→ **Prompt**
Write out the whole listing again, exactly.

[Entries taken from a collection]
------------
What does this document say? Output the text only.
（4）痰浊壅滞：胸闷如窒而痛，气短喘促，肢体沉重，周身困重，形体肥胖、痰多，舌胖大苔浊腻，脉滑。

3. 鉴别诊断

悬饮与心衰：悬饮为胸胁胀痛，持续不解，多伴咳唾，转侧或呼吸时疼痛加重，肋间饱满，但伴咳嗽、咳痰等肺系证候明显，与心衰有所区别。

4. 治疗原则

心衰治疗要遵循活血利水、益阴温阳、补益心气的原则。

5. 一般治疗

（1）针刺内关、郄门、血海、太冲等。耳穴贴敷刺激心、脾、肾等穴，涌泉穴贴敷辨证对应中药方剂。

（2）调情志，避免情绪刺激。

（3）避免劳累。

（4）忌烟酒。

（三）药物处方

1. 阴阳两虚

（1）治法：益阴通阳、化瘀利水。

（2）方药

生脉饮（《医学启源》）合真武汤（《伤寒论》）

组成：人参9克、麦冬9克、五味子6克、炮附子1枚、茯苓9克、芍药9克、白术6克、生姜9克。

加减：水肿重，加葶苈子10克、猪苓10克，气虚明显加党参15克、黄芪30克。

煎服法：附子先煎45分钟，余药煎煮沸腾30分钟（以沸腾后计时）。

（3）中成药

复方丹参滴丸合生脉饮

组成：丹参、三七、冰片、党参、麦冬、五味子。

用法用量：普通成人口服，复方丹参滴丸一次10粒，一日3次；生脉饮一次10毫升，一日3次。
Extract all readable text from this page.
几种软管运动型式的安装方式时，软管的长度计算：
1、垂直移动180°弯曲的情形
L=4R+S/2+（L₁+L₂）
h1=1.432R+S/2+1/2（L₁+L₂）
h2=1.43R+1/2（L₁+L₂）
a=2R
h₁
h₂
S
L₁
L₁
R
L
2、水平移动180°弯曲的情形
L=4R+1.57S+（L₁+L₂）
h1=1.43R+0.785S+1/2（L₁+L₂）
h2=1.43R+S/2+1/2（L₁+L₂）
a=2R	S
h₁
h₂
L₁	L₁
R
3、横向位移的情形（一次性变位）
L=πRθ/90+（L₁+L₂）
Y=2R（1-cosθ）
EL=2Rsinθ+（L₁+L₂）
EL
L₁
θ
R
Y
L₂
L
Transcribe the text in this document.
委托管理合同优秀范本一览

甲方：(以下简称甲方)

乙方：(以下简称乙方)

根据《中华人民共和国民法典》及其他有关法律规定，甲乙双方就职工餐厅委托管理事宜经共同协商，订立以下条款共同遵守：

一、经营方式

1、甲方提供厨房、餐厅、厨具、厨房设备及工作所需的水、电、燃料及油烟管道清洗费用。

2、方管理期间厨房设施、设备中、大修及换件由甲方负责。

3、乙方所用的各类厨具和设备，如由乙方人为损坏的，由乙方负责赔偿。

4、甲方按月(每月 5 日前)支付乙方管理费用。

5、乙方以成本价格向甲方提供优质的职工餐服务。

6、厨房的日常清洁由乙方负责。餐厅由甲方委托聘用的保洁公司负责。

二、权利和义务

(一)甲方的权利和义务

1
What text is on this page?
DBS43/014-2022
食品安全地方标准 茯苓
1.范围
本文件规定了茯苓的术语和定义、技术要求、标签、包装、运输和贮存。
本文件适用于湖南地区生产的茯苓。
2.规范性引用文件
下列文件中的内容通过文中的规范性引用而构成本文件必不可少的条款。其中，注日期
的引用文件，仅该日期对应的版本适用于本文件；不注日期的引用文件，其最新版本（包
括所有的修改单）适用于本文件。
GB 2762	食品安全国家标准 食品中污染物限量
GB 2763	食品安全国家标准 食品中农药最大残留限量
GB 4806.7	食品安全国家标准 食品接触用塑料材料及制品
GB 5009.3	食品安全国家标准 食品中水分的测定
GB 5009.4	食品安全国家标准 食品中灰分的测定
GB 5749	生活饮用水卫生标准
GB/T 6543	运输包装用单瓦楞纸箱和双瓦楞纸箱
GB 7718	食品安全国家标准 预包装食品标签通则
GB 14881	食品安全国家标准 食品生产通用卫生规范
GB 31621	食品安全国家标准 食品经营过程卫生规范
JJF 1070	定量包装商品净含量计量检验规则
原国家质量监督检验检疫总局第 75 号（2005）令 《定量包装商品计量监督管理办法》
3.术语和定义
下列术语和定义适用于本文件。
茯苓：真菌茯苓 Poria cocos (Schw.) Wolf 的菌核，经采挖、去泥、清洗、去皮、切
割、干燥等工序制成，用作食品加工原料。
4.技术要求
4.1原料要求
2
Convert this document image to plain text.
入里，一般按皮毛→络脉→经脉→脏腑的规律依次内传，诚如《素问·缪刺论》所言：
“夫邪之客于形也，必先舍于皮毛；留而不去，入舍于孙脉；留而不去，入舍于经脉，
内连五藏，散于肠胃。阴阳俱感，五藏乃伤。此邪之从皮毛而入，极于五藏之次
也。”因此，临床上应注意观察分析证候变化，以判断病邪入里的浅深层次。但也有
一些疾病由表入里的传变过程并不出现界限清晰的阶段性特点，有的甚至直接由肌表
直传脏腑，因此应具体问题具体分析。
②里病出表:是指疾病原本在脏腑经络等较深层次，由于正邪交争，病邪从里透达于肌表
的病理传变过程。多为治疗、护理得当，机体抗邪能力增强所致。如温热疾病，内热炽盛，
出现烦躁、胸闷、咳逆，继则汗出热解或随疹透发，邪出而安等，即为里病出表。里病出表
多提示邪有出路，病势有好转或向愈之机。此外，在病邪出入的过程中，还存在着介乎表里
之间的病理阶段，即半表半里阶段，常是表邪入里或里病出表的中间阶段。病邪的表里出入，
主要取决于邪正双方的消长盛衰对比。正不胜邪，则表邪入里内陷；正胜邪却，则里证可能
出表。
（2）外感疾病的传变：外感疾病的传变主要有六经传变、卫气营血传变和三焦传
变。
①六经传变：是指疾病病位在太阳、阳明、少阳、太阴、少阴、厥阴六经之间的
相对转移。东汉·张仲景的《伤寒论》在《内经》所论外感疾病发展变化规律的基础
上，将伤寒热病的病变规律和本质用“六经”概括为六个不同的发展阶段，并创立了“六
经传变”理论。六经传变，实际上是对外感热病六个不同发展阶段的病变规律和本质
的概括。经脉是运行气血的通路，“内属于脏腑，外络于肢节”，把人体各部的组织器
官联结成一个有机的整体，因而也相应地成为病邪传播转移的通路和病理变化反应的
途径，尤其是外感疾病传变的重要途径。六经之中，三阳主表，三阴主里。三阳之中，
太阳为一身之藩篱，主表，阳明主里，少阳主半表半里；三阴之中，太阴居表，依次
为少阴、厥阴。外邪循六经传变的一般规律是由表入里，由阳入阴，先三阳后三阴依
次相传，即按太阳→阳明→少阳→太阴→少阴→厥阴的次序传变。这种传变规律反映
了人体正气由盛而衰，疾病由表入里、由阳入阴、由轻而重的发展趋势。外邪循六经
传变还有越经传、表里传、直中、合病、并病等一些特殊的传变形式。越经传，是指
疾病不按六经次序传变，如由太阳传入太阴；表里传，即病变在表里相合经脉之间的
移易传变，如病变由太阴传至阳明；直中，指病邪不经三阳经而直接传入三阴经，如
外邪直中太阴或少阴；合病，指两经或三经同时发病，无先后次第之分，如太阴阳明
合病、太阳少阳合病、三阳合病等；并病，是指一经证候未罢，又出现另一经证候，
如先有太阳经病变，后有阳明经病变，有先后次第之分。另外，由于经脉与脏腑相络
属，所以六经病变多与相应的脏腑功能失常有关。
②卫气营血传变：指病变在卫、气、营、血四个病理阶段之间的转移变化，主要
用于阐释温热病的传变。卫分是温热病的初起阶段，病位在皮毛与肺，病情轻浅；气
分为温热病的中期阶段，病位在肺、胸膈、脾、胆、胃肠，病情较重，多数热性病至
------------
→ **Result of the task**
What does this document say? Output the text only.
（4）痰浊壅滞：胸闷如窒而痛，气短喘促，肢体沉重，周身困重，形体肥胖、痰多，舌胖大苔浊腻，脉滑。

3. 鉴别诊断

悬饮与心衰：悬饮为胸胁胀痛，持续不解，多伴咳唾，转侧或呼吸时疼痛加重，肋间饱满，但伴咳嗽、咳痰等肺系证候明显，与心衰有所区别。

4. 治疗原则

心衰治疗要遵循活血利水、益阴温阳、补益心气的原则。

5. 一般治疗

（1）针刺内关、郄门、血海、太冲等。耳穴贴敷刺激心、脾、肾等穴，涌泉穴贴敷辨证对应中药方剂。

（2）调情志，避免情绪刺激。

（3）避免劳累。

（4）忌烟酒。

（三）药物处方

1. 阴阳两虚

（1）治法：益阴通阳、化瘀利水。

（2）方药

生脉饮（《医学启源》）合真武汤（《伤寒论》）

组成：人参9克、麦冬9克、五味子6克、炮附子1枚、茯苓9克、芍药9克、白术6克、生姜9克。

加减：水肿重，加葶苈子10克、猪苓10克，气虚明显加党参15克、黄芪30克。

煎服法：附子先煎45分钟，余药煎煮沸腾30分钟（以沸腾后计时）。

（3）中成药

复方丹参滴丸合生脉饮

组成：丹参、三七、冰片、党参、麦冬、五味子。

用法用量：普通成人口服，复方丹参滴丸一次10粒，一日3次；生脉饮一次10毫升，一日3次。
Extract all readable text from this page.
几种软管运动型式的安装方式时，软管的长度计算：
1、垂直移动180°弯曲的情形
L=4R+S/2+（L₁+L₂）
h1=1.432R+S/2+1/2（L₁+L₂）
h2=1.43R+1/2（L₁+L₂）
a=2R
h₁
h₂
S
L₁
L₁
R
L
2、水平移动180°弯曲的情形
L=4R+1.57S+（L₁+L₂）
h1=1.43R+0.785S+1/2（L₁+L₂）
h2=1.43R+S/2+1/2（L₁+L₂）
a=2R	S
h₁
h₂
L₁	L₁
R
3、横向位移的情形（一次性变位）
L=πRθ/90+（L₁+L₂）
Y=2R（1-cosθ）
EL=2Rsinθ+（L₁+L₂）
EL
L₁
θ
R
Y
L₂
L
Transcribe the text in this document.
委托管理合同优秀范本一览

甲方：(以下简称甲方)

乙方：(以下简称乙方)

根据《中华人民共和国民法典》及其他有关法律规定，甲乙双方就职工餐厅委托管理事宜经共同协商，订立以下条款共同遵守：

一、经营方式

1、甲方提供厨房、餐厅、厨具、厨房设备及工作所需的水、电、燃料及油烟管道清洗费用。

2、方管理期间厨房设施、设备中、大修及换件由甲方负责。

3、乙方所用的各类厨具和设备，如由乙方人为损坏的，由乙方负责赔偿。

4、甲方按月(每月 5 日前)支付乙方管理费用。

5、乙方以成本价格向甲方提供优质的职工餐服务。

6、厨房的日常清洁由乙方负责。餐厅由甲方委托聘用的保洁公司负责。

二、权利和义务

(一)甲方的权利和义务

1
What text is on this page?
DBS43/014-2022
食品安全地方标准 茯苓
1.范围
本文件规定了茯苓的术语和定义、技术要求、标签、包装、运输和贮存。
本文件适用于湖南地区生产的茯苓。
2.规范性引用文件
下列文件中的内容通过文中的规范性引用而构成本文件必不可少的条款。其中，注日期
的引用文件，仅该日期对应的版本适用于本文件；不注日期的引用文件，其最新版本（包
括所有的修改单）适用于本文件。
GB 2762	食品安全国家标准 食品中污染物限量
GB 2763	食品安全国家标准 食品中农药最大残留限量
GB 4806.7	食品安全国家标准 食品接触用塑料材料及制品
GB 5009.3	食品安全国家标准 食品中水分的测定
GB 5009.4	食品安全国家标准 食品中灰分的测定
GB 5749	生活饮用水卫生标准
GB/T 6543	运输包装用单瓦楞纸箱和双瓦楞纸箱
GB 7718	食品安全国家标准 预包装食品标签通则
GB 14881	食品安全国家标准 食品生产通用卫生规范
GB 31621	食品安全国家标准 食品经营过程卫生规范
JJF 1070	定量包装商品净含量计量检验规则
原国家质量监督检验检疫总局第 75 号（2005）令 《定量包装商品计量监督管理办法》
3.术语和定义
下列术语和定义适用于本文件。
茯苓：真菌茯苓 Poria cocos (Schw.) Wolf 的菌核，经采挖、去泥、清洗、去皮、切
割、干燥等工序制成，用作食品加工原料。
4.技术要求
4.1原料要求
2
Convert this document image to plain text.
入里，一般按皮毛→络脉→经脉→脏腑的规律依次内传，诚如《素问·缪刺论》所言：
“夫邪之客于形也，必先舍于皮毛；留而不去，入舍于孙脉；留而不去，入舍于经脉，
内连五藏，散于肠胃。阴阳俱感，五藏乃伤。此邪之从皮毛而入，极于五藏之次
也。”因此，临床上应注意观察分析证候变化，以判断病邪入里的浅深层次。但也有
一些疾病由表入里的传变过程并不出现界限清晰的阶段性特点，有的甚至直接由肌表
直传脏腑，因此应具体问题具体分析。
②里病出表:是指疾病原本在脏腑经络等较深层次，由于正邪交争，病邪从里透达于肌表
的病理传变过程。多为治疗、护理得当，机体抗邪能力增强所致。如温热疾病，内热炽盛，
出现烦躁、胸闷、咳逆，继则汗出热解或随疹透发，邪出而安等，即为里病出表。里病出表
多提示邪有出路，病势有好转或向愈之机。此外，在病邪出入的过程中，还存在着介乎表里
之间的病理阶段，即半表半里阶段，常是表邪入里或里病出表的中间阶段。病邪的表里出入，
主要取决于邪正双方的消长盛衰对比。正不胜邪，则表邪入里内陷；正胜邪却，则里证可能
出表。
（2）外感疾病的传变：外感疾病的传变主要有六经传变、卫气营血传变和三焦传
变。
①六经传变：是指疾病病位在太阳、阳明、少阳、太阴、少阴、厥阴六经之间的
相对转移。东汉·张仲景的《伤寒论》在《内经》所论外感疾病发展变化规律的基础
上，将伤寒热病的病变规律和本质用“六经”概括为六个不同的发展阶段，并创立了“六
经传变”理论。六经传变，实际上是对外感热病六个不同发展阶段的病变规律和本质
的概括。经脉是运行气血的通路，“内属于脏腑，外络于肢节”，把人体各部的组织器
官联结成一个有机的整体，因而也相应地成为病邪传播转移的通路和病理变化反应的
途径，尤其是外感疾病传变的重要途径。六经之中，三阳主表，三阴主里。三阳之中，
太阳为一身之藩篱，主表，阳明主里，少阳主半表半里；三阴之中，太阴居表，依次
为少阴、厥阴。外邪循六经传变的一般规律是由表入里，由阳入阴，先三阳后三阴依
次相传，即按太阳→阳明→少阳→太阴→少阴→厥阴的次序传变。这种传变规律反映
了人体正气由盛而衰，疾病由表入里、由阳入阴、由轻而重的发展趋势。外邪循六经
传变还有越经传、表里传、直中、合病、并病等一些特殊的传变形式。越经传，是指
疾病不按六经次序传变，如由太阳传入太阴；表里传，即病变在表里相合经脉之间的
移易传变，如病变由太阴传至阳明；直中，指病邪不经三阳经而直接传入三阴经，如
外邪直中太阴或少阴；合病，指两经或三经同时发病，无先后次第之分，如太阴阳明
合病、太阳少阳合病、三阳合病等；并病，是指一经证候未罢，又出现另一经证候，
如先有太阳经病变，后有阳明经病变，有先后次第之分。另外，由于经脉与脏腑相络
属，所以六经病变多与相应的脏腑功能失常有关。
②卫气营血传变：指病变在卫、气、营、血四个病理阶段之间的转移变化，主要
用于阐释温热病的传变。卫分是温热病的初起阶段，病位在皮毛与肺，病情轻浅；气
分为温热病的中期阶段，病位在肺、胸膈、脾、胆、胃肠，病情较重，多数热性病至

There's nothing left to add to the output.